WORK INSTRUCTIONS: Where a line contains the word "pour", copy that line in full.

SUPPLIED DATA:
——
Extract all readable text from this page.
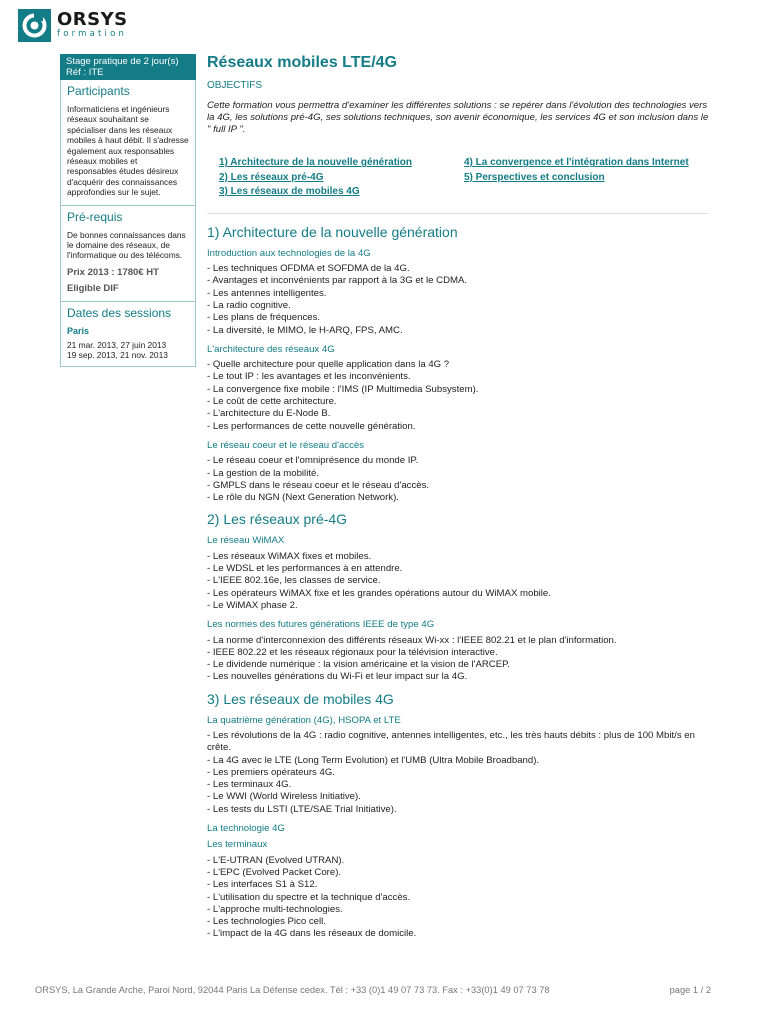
ORSYS
formation
Stage pratique de 2 jour(s)
Réf : ITE
Participants
Informaticiens et ingénieurs réseaux souhaitant se spécialiser dans les réseaux mobiles à haut débit. Il s'adresse également aux responsables réseaux mobiles et responsables études désireux d'acquérir des connaissances approfondies sur le sujet.
Pré-requis
De bonnes connaissances dans le domaine des réseaux, de l'informatique ou des télécoms.
Prix 2013 : 1780€ HT
Eligible DIF
Dates des sessions
Paris
21 mar. 2013, 27 juin 2013
19 sep. 2013, 21 nov. 2013
Réseaux mobiles LTE/4G
OBJECTIFS
Cette formation vous permettra d'examiner les différentes solutions : se repérer dans l'évolution des technologies vers la 4G, les solutions pré-4G, ses solutions techniques, son avenir économique, les services 4G et son inclusion dans le " full IP ".
1) Architecture de la nouvelle génération
2) Les réseaux pré-4G
3) Les réseaux de mobiles 4G
4) La convergence et l'intégration dans Internet
5) Perspectives et conclusion
1) Architecture de la nouvelle génération
Introduction aux technologies de la 4G
- Les techniques OFDMA et SOFDMA de la 4G.
- Avantages et inconvénients par rapport à la 3G et le CDMA.
- Les antennes intelligentes.
- La radio cognitive.
- Les plans de fréquences.
- La diversité, le MIMO, le H-ARQ, FPS, AMC.
L'architecture des réseaux 4G
- Quelle architecture pour quelle application dans la 4G ?
- Le tout IP : les avantages et les inconvénients.
- La convergence fixe mobile : l'IMS (IP Multimedia Subsystem).
- Le coût de cette architecture.
- L'architecture du E-Node B.
- Les performances de cette nouvelle génération.
Le réseau coeur et le réseau d'accès
- Le réseau coeur et l'omniprésence du monde IP.
- La gestion de la mobilité.
- GMPLS dans le réseau coeur et le réseau d'accès.
- Le rôle du NGN (Next Generation Network).
2) Les réseaux pré-4G
Le réseau WiMAX
- Les réseaux WiMAX fixes et mobiles.
- Le WDSL et les performances à en attendre.
- L'IEEE 802.16e, les classes de service.
- Les opérateurs WiMAX fixe et les grandes opérations autour du WiMAX mobile.
- Le WiMAX phase 2.
Les normes des futures générations IEEE de type 4G
- La norme d'interconnexion des différents réseaux Wi-xx : l'IEEE 802.21 et le plan d'information.
- IEEE 802.22 et les réseaux régionaux pour la télévision interactive.
- Le dividende numérique : la vision américaine et la vision de l'ARCEP.
- Les nouvelles générations du Wi-Fi et leur impact sur la 4G.
3) Les réseaux de mobiles 4G
La quatrième génération (4G), HSOPA et LTE
- Les révolutions de la 4G : radio cognitive, antennes intelligentes, etc., les très hauts débits : plus de 100 Mbit/s en crête.
- La 4G avec le LTE (Long Term Evolution) et l'UMB (Ultra Mobile Broadband).
- Les premiers opérateurs 4G.
- Les terminaux 4G.
- Le WWI (World Wireless Initiative).
- Les tests du LSTI (LTE/SAE Trial Initiative).
La technologie 4G
Les terminaux
- L'E-UTRAN (Evolved UTRAN).
- L'EPC (Evolved Packet Core).
- Les interfaces S1 à S12.
- L'utilisation du spectre et la technique d'accès.
- L'approche multi-technologies.
- Les technologies Pico cell.
- L'impact de la 4G dans les réseaux de domicile.
ORSYS, La Grande Arche, Paroi Nord, 92044 Paris La Défense cedex. Tél : +33 (0)1 49 07 73 73. Fax : +33(0)1 49 07 73 78	page 1 / 2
——
REPLY TO THE EXERCISE:
- Quelle architecture pour quelle application dans la 4G ?
- IEEE 802.22 et les réseaux régionaux pour la télévision interactive.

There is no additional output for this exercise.